§ **DO THIS**
Copy out every line of the data below word for word, leaving out the pictures.

§ **DATASET ENTRIES**
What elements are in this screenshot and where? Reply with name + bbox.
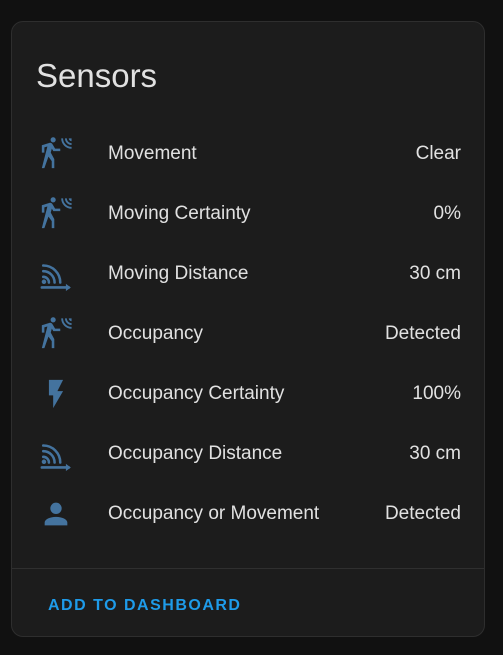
sensor-label: Moving Distance [108,263,249,284]
sensor-row-occupancy-certainty[interactable]: Occupancy Certainty 100% [12,364,484,424]
signal-distance-icon [38,256,74,292]
sensors-card: Sensors Movement Clear Moving Certainty … [11,21,485,637]
sensor-label: Movement [108,143,197,164]
flash-icon [38,376,74,412]
motion-sensor-icon [38,316,74,352]
sensor-value: 0% [433,203,461,224]
card-title: Sensors [36,57,158,94]
motion-sensor-icon [38,136,74,172]
sensor-row-moving-certainty[interactable]: Moving Certainty 0% [12,184,484,244]
motion-sensor-icon [38,196,74,232]
sensor-row-moving-distance[interactable]: Moving Distance 30 cm [12,244,484,304]
sensor-value: Detected [384,323,461,344]
sensor-row-occupancy[interactable]: Occupancy Detected [12,304,484,364]
sensor-value: 100% [412,383,461,404]
sensor-label: Occupancy Certainty [108,383,285,404]
add-to-dashboard-button[interactable]: ADD TO DASHBOARD [36,588,253,624]
sensor-row-movement[interactable]: Movement Clear [12,124,484,184]
sensor-value: 30 cm [409,443,461,464]
sensor-value: Clear [415,143,461,164]
sensor-row-occupancy-distance[interactable]: Occupancy Distance 30 cm [12,424,484,484]
card-divider [12,568,484,569]
sensor-row-occupancy-or-movement[interactable]: Occupancy or Movement Detected [12,484,484,544]
sensor-value: Detected [384,503,461,524]
sensor-value: 30 cm [409,263,461,284]
sensor-label: Occupancy Distance [108,443,283,464]
sensor-label: Occupancy [108,323,204,344]
person-icon [38,496,74,532]
sensor-label: Occupancy or Movement [108,503,320,524]
signal-distance-icon [38,436,74,472]
sensor-label: Moving Certainty [108,203,251,224]
sensor-list: Movement Clear Moving Certainty 0% Movin… [12,124,484,544]
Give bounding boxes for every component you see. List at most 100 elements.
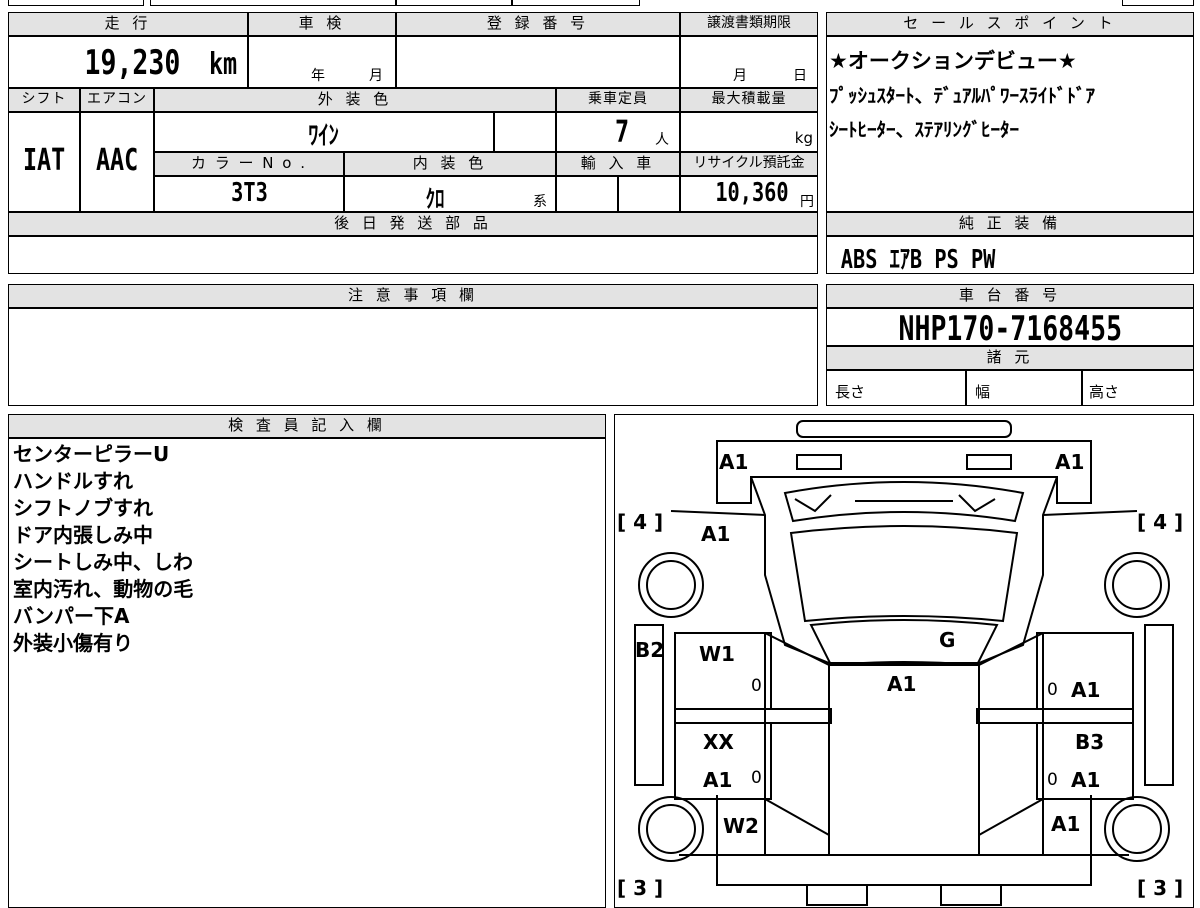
equipment-value: ABS ｴｱB PS PW [840,245,996,275]
caution-header: 注 意 事 項 欄 [8,284,818,308]
import-cell-right [618,176,680,212]
chassis-number-header: 車 台 番 号 [826,284,1194,308]
mark-right-door-zero: 0 [1047,680,1058,700]
import-cell-left [556,176,618,212]
top-strip-cell [512,0,640,6]
recycle-deposit-value: 10,360 [715,178,789,208]
capacity-header: 乗車定員 [556,88,680,112]
mark-right-rear-door-top: B3 [1075,730,1105,754]
exterior-color-value: ﾜｲﾝ [308,121,340,151]
rear-bumper-left [806,884,868,906]
tire-tread-rear-right: [ 3 ] [1137,876,1184,900]
dimensions-height-label: 高さ [1089,383,1120,401]
chassis-number-value: NHP170-7168455 [898,309,1122,349]
dimensions-width-label: 幅 [975,383,991,401]
inspector-note: バンパー下A [13,604,130,628]
max-load-unit: kg [794,129,813,147]
dimensions-length-cell: 長さ [826,370,966,406]
top-strip-cell [1122,0,1194,6]
sales-point-cell: ★オークションデビュー★ ﾌﾟｯｼｭｽﾀｰﾄ、ﾃﾞｭｱﾙﾊﾟﾜｰｽﾗｲﾄﾞﾄﾞｱ… [826,36,1194,212]
recycle-deposit-unit: 円 [800,194,814,210]
shift-value: IAT [22,143,66,178]
wheel-rear-left [638,796,704,862]
top-strip-cell [150,0,396,6]
rear-outline [716,795,1092,886]
mark-left-door-zero: 0 [751,676,762,696]
mileage-cell: 19,230 km [8,36,248,88]
windshield [789,525,1019,623]
mark-front-left: A1 [719,450,749,474]
mark-front-right: A1 [1055,450,1085,474]
registration-cell [396,36,680,88]
exterior-color-sub-cell [494,112,556,152]
sales-point-line: ﾌﾟｯｼｭｽﾀｰﾄ、ﾃﾞｭｱﾙﾊﾟﾜｰｽﾗｲﾄﾞﾄﾞｱ [829,85,1096,107]
transfer-deadline-cell: 月 日 [680,36,818,88]
import-header: 輸 入 車 [556,152,680,176]
equipment-header: 純 正 装 備 [826,212,1194,236]
wheel-front-left [638,552,704,618]
interior-color-header: 内 装 色 [344,152,556,176]
shift-cell: IAT [8,112,80,212]
registration-header: 登 録 番 号 [396,12,680,36]
top-strip-cell [396,0,512,6]
mark-right-rear-door: A1 [1071,768,1101,792]
max-load-header: 最大積載量 [680,88,818,112]
mark-left-rear-door-top: XX [703,730,734,754]
top-strip-cell [8,0,144,6]
recycle-deposit-cell: 10,360 円 [680,176,818,212]
ac-value: AAC [95,143,139,178]
interior-color-value: ｸﾛ [425,185,445,213]
mark-windshield: G [939,628,956,652]
car-diagram-frame: A1 A1 A1 G A1 B2 W1 0 XX A1 0 W2 0 A1 B3… [614,414,1194,908]
mileage-unit: km [208,47,238,82]
headlight-left [796,454,842,470]
equipment-cell: ABS ｴｱB PS PW [826,236,1194,275]
recycle-deposit-header: リサイクル預託金 [680,152,818,176]
inspector-note: ドア内張しみ中 [13,523,153,547]
inspection-month-label: 月 [369,68,383,84]
left-pillar [764,632,830,836]
ac-header: エアコン [80,88,154,112]
wheel-rear-right [1104,796,1170,862]
mark-left-front-fender: B2 [635,638,665,662]
inspector-note: ハンドルすれ [13,469,133,493]
caution-cell [8,308,818,406]
mark-left-front-door: W1 [699,642,735,666]
left-door-rail [674,708,832,724]
inspector-note: 外装小傷有り [13,631,133,655]
inspection-header: 車 検 [248,12,396,36]
color-number-header: カ ラ ー N o . [154,152,344,176]
rear-bumper-right [940,884,1002,906]
sales-point-line: ｼｰﾄﾋｰﾀｰ、ｽﾃｱﾘﾝｸﾞﾋｰﾀｰ [829,119,1020,141]
inspection-year-label: 年 [311,68,325,84]
transfer-month-label: 月 [733,68,747,84]
wheel-front-left-inner [646,560,696,610]
sales-point-header: セ ー ル ス ポ イ ン ト [826,12,1194,36]
transfer-deadline-header: 譲渡書類期限 [680,12,818,36]
right-door-rail [976,708,1134,724]
capacity-cell: 7 人 [556,112,680,152]
dimensions-header: 諸 元 [826,346,1194,370]
inspector-notes-header: 検 査 員 記 入 欄 [8,414,606,438]
later-parts-cell [8,236,818,274]
inspection-cell: 年 月 [248,36,396,88]
interior-color-suffix: 系 [533,194,547,210]
mark-left-rear-quarter: W2 [723,814,759,838]
headlight-right [966,454,1012,470]
mark-right-rear-quarter: A1 [1051,812,1081,836]
exterior-color-cell: ﾜｲﾝ [154,112,494,152]
wheel-rear-right-inner [1112,804,1162,854]
tire-tread-front-left: [ 4 ] [617,510,664,534]
capacity-unit: 人 [655,132,669,148]
capacity-value: 7 [614,115,630,150]
mark-right-front-door: A1 [1071,678,1101,702]
inspector-notes-list: センターピラーU ハンドルすれ シフトノブすれ ドア内張しみ中 シートしみ中、し… [13,441,193,657]
chassis-number-cell: NHP170-7168455 [826,308,1194,349]
dimensions-length-label: 長さ [835,383,866,401]
grille-inner [794,494,996,513]
inspector-note: 室内汚れ、動物の毛 [13,577,194,601]
wheel-front-right-inner [1112,560,1162,610]
wheel-front-right [1104,552,1170,618]
inspector-note: シフトノブすれ [13,496,153,520]
mark-roof: A1 [887,672,917,696]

§ **THE SOLUTION**
What elements are in this screenshot and where? Reply with name + bbox.
sensor-label: Moving Distance [108,263,249,284]
sensor-row-occupancy-certainty[interactable]: Occupancy Certainty 100% [12,364,484,424]
signal-distance-icon [38,256,74,292]
sensors-card: Sensors Movement Clear Moving Certainty … [11,21,485,637]
sensor-label: Movement [108,143,197,164]
flash-icon [38,376,74,412]
motion-sensor-icon [38,316,74,352]
sensor-value: 0% [433,203,461,224]
card-title: Sensors [36,57,158,94]
motion-sensor-icon [38,136,74,172]
sensor-row-moving-certainty[interactable]: Moving Certainty 0% [12,184,484,244]
motion-sensor-icon [38,196,74,232]
sensor-row-moving-distance[interactable]: Moving Distance 30 cm [12,244,484,304]
sensor-value: Detected [384,323,461,344]
sensor-row-occupancy[interactable]: Occupancy Detected [12,304,484,364]
sensor-value: 100% [412,383,461,404]
sensor-label: Occupancy Certainty [108,383,285,404]
add-to-dashboard-button[interactable]: ADD TO DASHBOARD [36,588,253,624]
sensor-row-movement[interactable]: Movement Clear [12,124,484,184]
sensor-value: 30 cm [409,443,461,464]
sensor-value: Clear [415,143,461,164]
sensor-row-occupancy-distance[interactable]: Occupancy Distance 30 cm [12,424,484,484]
card-divider [12,568,484,569]
sensor-row-occupancy-or-movement[interactable]: Occupancy or Movement Detected [12,484,484,544]
sensor-value: Detected [384,503,461,524]
sensor-value: 30 cm [409,263,461,284]
sensor-label: Occupancy Distance [108,443,283,464]
sensor-label: Occupancy [108,323,204,344]
person-icon [38,496,74,532]
sensor-label: Occupancy or Movement [108,503,320,524]
signal-distance-icon [38,436,74,472]
sensor-label: Moving Certainty [108,203,251,224]
sensor-list: Movement Clear Moving Certainty 0% Movin… [12,124,484,544]
Give bounding boxes for every component you see. List at most 100 elements.
equipment-value: ABS ｴｱB PS PW [840,245,996,275]
caution-header: 注 意 事 項 欄 [8,284,818,308]
import-cell-right [618,176,680,212]
chassis-number-header: 車 台 番 号 [826,284,1194,308]
mark-right-door-zero: 0 [1047,680,1058,700]
import-cell-left [556,176,618,212]
top-strip-cell [512,0,640,6]
recycle-deposit-value: 10,360 [715,178,789,208]
capacity-header: 乗車定員 [556,88,680,112]
mark-right-rear-door-top: B3 [1075,730,1105,754]
exterior-color-value: ﾜｲﾝ [308,121,340,151]
rear-bumper-left [806,884,868,906]
tire-tread-rear-right: [ 3 ] [1137,876,1184,900]
dimensions-height-label: 高さ [1089,383,1120,401]
chassis-number-value: NHP170-7168455 [898,309,1122,349]
dimensions-width-label: 幅 [975,383,991,401]
inspector-note: バンパー下A [13,604,130,628]
max-load-unit: kg [794,129,813,147]
dimensions-length-cell: 長さ [826,370,966,406]
top-strip-cell [1122,0,1194,6]
sales-point-cell: ★オークションデビュー★ ﾌﾟｯｼｭｽﾀｰﾄ、ﾃﾞｭｱﾙﾊﾟﾜｰｽﾗｲﾄﾞﾄﾞｱ… [826,36,1194,212]
recycle-deposit-unit: 円 [800,194,814,210]
shift-value: IAT [22,143,66,178]
wheel-rear-left [638,796,704,862]
top-strip-cell [150,0,396,6]
rear-outline [716,795,1092,886]
mark-left-door-zero: 0 [751,676,762,696]
mileage-cell: 19,230 km [8,36,248,88]
windshield [789,525,1019,623]
mark-front-left: A1 [719,450,749,474]
mark-front-right: A1 [1055,450,1085,474]
registration-cell [396,36,680,88]
exterior-color-sub-cell [494,112,556,152]
sales-point-line: ﾌﾟｯｼｭｽﾀｰﾄ、ﾃﾞｭｱﾙﾊﾟﾜｰｽﾗｲﾄﾞﾄﾞｱ [829,85,1096,107]
transfer-deadline-cell: 月 日 [680,36,818,88]
import-header: 輸 入 車 [556,152,680,176]
equipment-header: 純 正 装 備 [826,212,1194,236]
wheel-front-left [638,552,704,618]
interior-color-header: 内 装 色 [344,152,556,176]
shift-cell: IAT [8,112,80,212]
registration-header: 登 録 番 号 [396,12,680,36]
top-strip-cell [396,0,512,6]
mark-right-rear-door: A1 [1071,768,1101,792]
max-load-header: 最大積載量 [680,88,818,112]
mark-left-rear-door-top: XX [703,730,734,754]
top-strip-cell [8,0,144,6]
recycle-deposit-cell: 10,360 円 [680,176,818,212]
ac-value: AAC [95,143,139,178]
interior-color-value: ｸﾛ [425,185,445,213]
mark-windshield: G [939,628,956,652]
car-diagram-frame: A1 A1 A1 G A1 B2 W1 0 XX A1 0 W2 0 A1 B3… [614,414,1194,908]
mileage-unit: km [208,47,238,82]
headlight-left [796,454,842,470]
equipment-cell: ABS ｴｱB PS PW [826,236,1194,275]
recycle-deposit-header: リサイクル預託金 [680,152,818,176]
inspector-note: ドア内張しみ中 [13,523,153,547]
inspection-month-label: 月 [369,68,383,84]
left-pillar [764,632,830,836]
ac-header: エアコン [80,88,154,112]
wheel-rear-right [1104,796,1170,862]
mark-left-front-fender: B2 [635,638,665,662]
inspector-note: ハンドルすれ [13,469,133,493]
caution-cell [8,308,818,406]
mark-left-front-door: W1 [699,642,735,666]
left-door-rail [674,708,832,724]
inspector-note: 外装小傷有り [13,631,133,655]
inspection-header: 車 検 [248,12,396,36]
color-number-header: カ ラ ー N o . [154,152,344,176]
rear-bumper-right [940,884,1002,906]
sales-point-line: ｼｰﾄﾋｰﾀｰ、ｽﾃｱﾘﾝｸﾞﾋｰﾀｰ [829,119,1020,141]
inspection-year-label: 年 [311,68,325,84]
transfer-month-label: 月 [733,68,747,84]
wheel-front-left-inner [646,560,696,610]
sales-point-header: セ ー ル ス ポ イ ン ト [826,12,1194,36]
transfer-deadline-header: 譲渡書類期限 [680,12,818,36]
right-door-rail [976,708,1134,724]
capacity-cell: 7 人 [556,112,680,152]
dimensions-header: 諸 元 [826,346,1194,370]
inspector-notes-header: 検 査 員 記 入 欄 [8,414,606,438]
later-parts-cell [8,236,818,274]
inspection-cell: 年 月 [248,36,396,88]
interior-color-suffix: 系 [533,194,547,210]
mark-left-rear-quarter: W2 [723,814,759,838]
headlight-right [966,454,1012,470]
mark-right-rear-quarter: A1 [1051,812,1081,836]
exterior-color-cell: ﾜｲﾝ [154,112,494,152]
wheel-rear-right-inner [1112,804,1162,854]
tire-tread-front-left: [ 4 ] [617,510,664,534]
capacity-unit: 人 [655,132,669,148]
capacity-value: 7 [614,115,630,150]
mark-right-front-door: A1 [1071,678,1101,702]
inspector-notes-list: センターピラーU ハンドルすれ シフトノブすれ ドア内張しみ中 シートしみ中、し… [13,441,193,657]
chassis-number-cell: NHP170-7168455 [826,308,1194,349]
dimensions-length-label: 長さ [835,383,866,401]
grille-inner [794,494,996,513]
inspector-note: 室内汚れ、動物の毛 [13,577,194,601]
wheel-front-right-inner [1112,560,1162,610]
wheel-front-right [1104,552,1170,618]
inspector-note: シフトノブすれ [13,496,153,520]
mark-roof: A1 [887,672,917,696]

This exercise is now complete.